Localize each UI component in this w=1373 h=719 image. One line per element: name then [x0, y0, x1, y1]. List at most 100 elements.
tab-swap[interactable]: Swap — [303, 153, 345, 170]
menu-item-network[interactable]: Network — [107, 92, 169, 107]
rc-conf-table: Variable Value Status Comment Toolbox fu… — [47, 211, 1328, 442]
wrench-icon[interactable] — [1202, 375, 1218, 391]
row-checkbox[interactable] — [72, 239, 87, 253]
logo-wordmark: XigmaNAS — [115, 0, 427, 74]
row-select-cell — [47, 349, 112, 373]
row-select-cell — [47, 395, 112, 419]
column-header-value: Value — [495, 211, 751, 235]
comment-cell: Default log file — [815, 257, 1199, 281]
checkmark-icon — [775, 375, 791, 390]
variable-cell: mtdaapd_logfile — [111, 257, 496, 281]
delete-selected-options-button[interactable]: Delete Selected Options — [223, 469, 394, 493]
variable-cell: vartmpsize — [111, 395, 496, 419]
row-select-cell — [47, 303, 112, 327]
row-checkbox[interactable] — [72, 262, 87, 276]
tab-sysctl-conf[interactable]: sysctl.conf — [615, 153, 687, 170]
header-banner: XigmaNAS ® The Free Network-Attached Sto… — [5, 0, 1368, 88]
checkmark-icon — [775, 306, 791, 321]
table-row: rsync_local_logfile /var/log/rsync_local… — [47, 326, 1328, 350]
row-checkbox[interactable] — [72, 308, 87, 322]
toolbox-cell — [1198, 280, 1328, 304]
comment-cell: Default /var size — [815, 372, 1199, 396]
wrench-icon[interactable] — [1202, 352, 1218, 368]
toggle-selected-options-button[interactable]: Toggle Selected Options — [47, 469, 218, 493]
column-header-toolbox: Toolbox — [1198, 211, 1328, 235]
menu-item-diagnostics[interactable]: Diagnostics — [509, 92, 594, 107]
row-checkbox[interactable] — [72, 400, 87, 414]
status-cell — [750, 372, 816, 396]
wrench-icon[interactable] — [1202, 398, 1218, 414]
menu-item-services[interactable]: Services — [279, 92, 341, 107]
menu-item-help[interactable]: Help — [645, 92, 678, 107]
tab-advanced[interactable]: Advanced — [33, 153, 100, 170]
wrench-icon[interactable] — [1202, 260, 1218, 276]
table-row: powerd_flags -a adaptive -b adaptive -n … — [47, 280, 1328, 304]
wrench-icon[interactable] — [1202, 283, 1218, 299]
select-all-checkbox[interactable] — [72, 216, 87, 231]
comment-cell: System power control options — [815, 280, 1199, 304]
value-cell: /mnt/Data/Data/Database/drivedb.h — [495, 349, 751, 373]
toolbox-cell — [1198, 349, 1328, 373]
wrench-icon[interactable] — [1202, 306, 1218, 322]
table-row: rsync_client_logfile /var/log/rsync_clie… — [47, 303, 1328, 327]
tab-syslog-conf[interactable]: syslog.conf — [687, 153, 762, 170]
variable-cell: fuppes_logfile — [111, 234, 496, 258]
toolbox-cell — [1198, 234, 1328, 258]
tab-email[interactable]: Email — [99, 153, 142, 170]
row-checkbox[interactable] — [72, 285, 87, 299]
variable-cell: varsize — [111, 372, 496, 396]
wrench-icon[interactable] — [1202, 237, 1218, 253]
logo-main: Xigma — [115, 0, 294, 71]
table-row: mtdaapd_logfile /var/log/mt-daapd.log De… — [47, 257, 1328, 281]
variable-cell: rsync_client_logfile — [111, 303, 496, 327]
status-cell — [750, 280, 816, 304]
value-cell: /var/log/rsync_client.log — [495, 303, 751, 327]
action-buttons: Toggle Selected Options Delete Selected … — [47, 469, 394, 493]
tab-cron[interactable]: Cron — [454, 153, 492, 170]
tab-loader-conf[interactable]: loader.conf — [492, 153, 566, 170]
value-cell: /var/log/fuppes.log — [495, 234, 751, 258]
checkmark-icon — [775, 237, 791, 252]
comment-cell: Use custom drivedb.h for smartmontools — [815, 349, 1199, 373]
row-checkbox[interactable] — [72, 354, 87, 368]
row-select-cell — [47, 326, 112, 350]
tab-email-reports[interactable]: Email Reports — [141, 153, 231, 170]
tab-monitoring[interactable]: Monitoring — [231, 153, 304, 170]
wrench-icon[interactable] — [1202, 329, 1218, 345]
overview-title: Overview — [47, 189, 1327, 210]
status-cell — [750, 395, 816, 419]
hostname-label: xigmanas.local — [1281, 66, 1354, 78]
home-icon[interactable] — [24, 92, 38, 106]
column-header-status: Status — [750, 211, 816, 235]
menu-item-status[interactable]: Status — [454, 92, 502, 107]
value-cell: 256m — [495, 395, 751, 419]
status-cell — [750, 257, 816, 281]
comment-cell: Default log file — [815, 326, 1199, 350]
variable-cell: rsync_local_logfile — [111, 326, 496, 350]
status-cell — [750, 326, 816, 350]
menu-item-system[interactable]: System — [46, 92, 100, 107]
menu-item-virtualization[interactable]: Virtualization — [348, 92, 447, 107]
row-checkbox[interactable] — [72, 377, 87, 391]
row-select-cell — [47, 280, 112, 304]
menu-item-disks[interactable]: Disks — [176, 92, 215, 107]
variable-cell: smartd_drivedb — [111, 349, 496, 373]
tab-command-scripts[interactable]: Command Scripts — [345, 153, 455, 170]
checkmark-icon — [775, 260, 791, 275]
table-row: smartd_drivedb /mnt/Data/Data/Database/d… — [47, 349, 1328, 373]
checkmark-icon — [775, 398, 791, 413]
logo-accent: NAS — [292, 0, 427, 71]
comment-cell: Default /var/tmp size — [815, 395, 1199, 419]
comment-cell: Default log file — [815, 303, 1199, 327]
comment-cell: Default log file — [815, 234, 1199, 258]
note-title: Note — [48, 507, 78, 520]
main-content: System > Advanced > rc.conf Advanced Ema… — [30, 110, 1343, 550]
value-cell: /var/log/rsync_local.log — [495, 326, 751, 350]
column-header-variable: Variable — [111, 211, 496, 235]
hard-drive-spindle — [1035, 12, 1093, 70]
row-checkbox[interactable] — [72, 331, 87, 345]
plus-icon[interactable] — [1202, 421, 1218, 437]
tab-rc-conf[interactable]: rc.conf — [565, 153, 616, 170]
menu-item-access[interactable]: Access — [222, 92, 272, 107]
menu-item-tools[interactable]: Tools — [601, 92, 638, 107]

§ WHAT YOU NEED TO DO: Transcribe the entries above verbatim.

§ OUTPUT OF THE EXERCISE:
Localize each UI component in this w=1373 h=719 image. One line per element: name then [x0, y0, x1, y1]. List at most 100 elements.
tab-swap[interactable]: Swap — [303, 153, 345, 170]
menu-item-network[interactable]: Network — [107, 92, 169, 107]
rc-conf-table: Variable Value Status Comment Toolbox fu… — [47, 211, 1328, 442]
wrench-icon[interactable] — [1202, 375, 1218, 391]
row-checkbox[interactable] — [72, 239, 87, 253]
logo-wordmark: XigmaNAS — [115, 0, 427, 74]
row-select-cell — [47, 349, 112, 373]
row-select-cell — [47, 395, 112, 419]
column-header-value: Value — [495, 211, 751, 235]
comment-cell: Default log file — [815, 257, 1199, 281]
checkmark-icon — [775, 375, 791, 390]
variable-cell: mtdaapd_logfile — [111, 257, 496, 281]
delete-selected-options-button[interactable]: Delete Selected Options — [223, 469, 394, 493]
variable-cell: vartmpsize — [111, 395, 496, 419]
row-select-cell — [47, 303, 112, 327]
row-checkbox[interactable] — [72, 262, 87, 276]
tab-sysctl-conf[interactable]: sysctl.conf — [615, 153, 687, 170]
header-banner: XigmaNAS ® The Free Network-Attached Sto… — [5, 0, 1368, 88]
checkmark-icon — [775, 306, 791, 321]
table-row: rsync_local_logfile /var/log/rsync_local… — [47, 326, 1328, 350]
row-checkbox[interactable] — [72, 308, 87, 322]
toolbox-cell — [1198, 280, 1328, 304]
comment-cell: Default /var size — [815, 372, 1199, 396]
wrench-icon[interactable] — [1202, 352, 1218, 368]
toggle-selected-options-button[interactable]: Toggle Selected Options — [47, 469, 218, 493]
column-header-toolbox: Toolbox — [1198, 211, 1328, 235]
menu-item-diagnostics[interactable]: Diagnostics — [509, 92, 594, 107]
row-checkbox[interactable] — [72, 400, 87, 414]
status-cell — [750, 372, 816, 396]
wrench-icon[interactable] — [1202, 398, 1218, 414]
menu-item-services[interactable]: Services — [279, 92, 341, 107]
menu-item-help[interactable]: Help — [645, 92, 678, 107]
tab-advanced[interactable]: Advanced — [33, 153, 100, 170]
wrench-icon[interactable] — [1202, 260, 1218, 276]
table-row: powerd_flags -a adaptive -b adaptive -n … — [47, 280, 1328, 304]
wrench-icon[interactable] — [1202, 283, 1218, 299]
select-all-checkbox[interactable] — [72, 216, 87, 231]
comment-cell: System power control options — [815, 280, 1199, 304]
value-cell: /mnt/Data/Data/Database/drivedb.h — [495, 349, 751, 373]
toolbox-cell — [1198, 349, 1328, 373]
wrench-icon[interactable] — [1202, 306, 1218, 322]
table-row: rsync_client_logfile /var/log/rsync_clie… — [47, 303, 1328, 327]
tab-syslog-conf[interactable]: syslog.conf — [687, 153, 762, 170]
variable-cell: fuppes_logfile — [111, 234, 496, 258]
toolbox-cell — [1198, 234, 1328, 258]
tab-email[interactable]: Email — [99, 153, 142, 170]
row-checkbox[interactable] — [72, 285, 87, 299]
variable-cell: varsize — [111, 372, 496, 396]
wrench-icon[interactable] — [1202, 237, 1218, 253]
logo-main: Xigma — [115, 0, 294, 71]
table-row: mtdaapd_logfile /var/log/mt-daapd.log De… — [47, 257, 1328, 281]
variable-cell: rsync_client_logfile — [111, 303, 496, 327]
status-cell — [750, 280, 816, 304]
value-cell: /var/log/rsync_client.log — [495, 303, 751, 327]
action-buttons: Toggle Selected Options Delete Selected … — [47, 469, 394, 493]
tab-cron[interactable]: Cron — [454, 153, 492, 170]
tab-loader-conf[interactable]: loader.conf — [492, 153, 566, 170]
value-cell: /var/log/fuppes.log — [495, 234, 751, 258]
checkmark-icon — [775, 237, 791, 252]
comment-cell: Use custom drivedb.h for smartmontools — [815, 349, 1199, 373]
row-checkbox[interactable] — [72, 354, 87, 368]
row-select-cell — [47, 326, 112, 350]
tab-email-reports[interactable]: Email Reports — [141, 153, 231, 170]
tab-monitoring[interactable]: Monitoring — [231, 153, 304, 170]
wrench-icon[interactable] — [1202, 329, 1218, 345]
overview-title: Overview — [47, 189, 1327, 210]
status-cell — [750, 395, 816, 419]
hostname-label: xigmanas.local — [1281, 66, 1354, 78]
home-icon[interactable] — [24, 92, 38, 106]
column-header-status: Status — [750, 211, 816, 235]
menu-item-status[interactable]: Status — [454, 92, 502, 107]
value-cell: 256m — [495, 395, 751, 419]
status-cell — [750, 257, 816, 281]
comment-cell: Default log file — [815, 326, 1199, 350]
variable-cell: rsync_local_logfile — [111, 326, 496, 350]
status-cell — [750, 326, 816, 350]
menu-item-system[interactable]: System — [46, 92, 100, 107]
menu-item-virtualization[interactable]: Virtualization — [348, 92, 447, 107]
row-checkbox[interactable] — [72, 377, 87, 391]
row-select-cell — [47, 280, 112, 304]
menu-item-disks[interactable]: Disks — [176, 92, 215, 107]
variable-cell: smartd_drivedb — [111, 349, 496, 373]
tab-command-scripts[interactable]: Command Scripts — [345, 153, 455, 170]
checkmark-icon — [775, 260, 791, 275]
table-row: smartd_drivedb /mnt/Data/Data/Database/d… — [47, 349, 1328, 373]
checkmark-icon — [775, 398, 791, 413]
logo-accent: NAS — [292, 0, 427, 71]
comment-cell: Default /var/tmp size — [815, 395, 1199, 419]
comment-cell: Default log file — [815, 303, 1199, 327]
comment-cell: Default log file — [815, 234, 1199, 258]
note-title: Note — [48, 507, 78, 520]
main-content: System > Advanced > rc.conf Advanced Ema… — [30, 110, 1343, 550]
value-cell: /var/log/rsync_local.log — [495, 326, 751, 350]
column-header-variable: Variable — [111, 211, 496, 235]
hard-drive-spindle — [1035, 12, 1093, 70]
row-checkbox[interactable] — [72, 331, 87, 345]
plus-icon[interactable] — [1202, 421, 1218, 437]
tab-rc-conf[interactable]: rc.conf — [565, 153, 616, 170]
menu-item-access[interactable]: Access — [222, 92, 272, 107]
menu-item-tools[interactable]: Tools — [601, 92, 638, 107]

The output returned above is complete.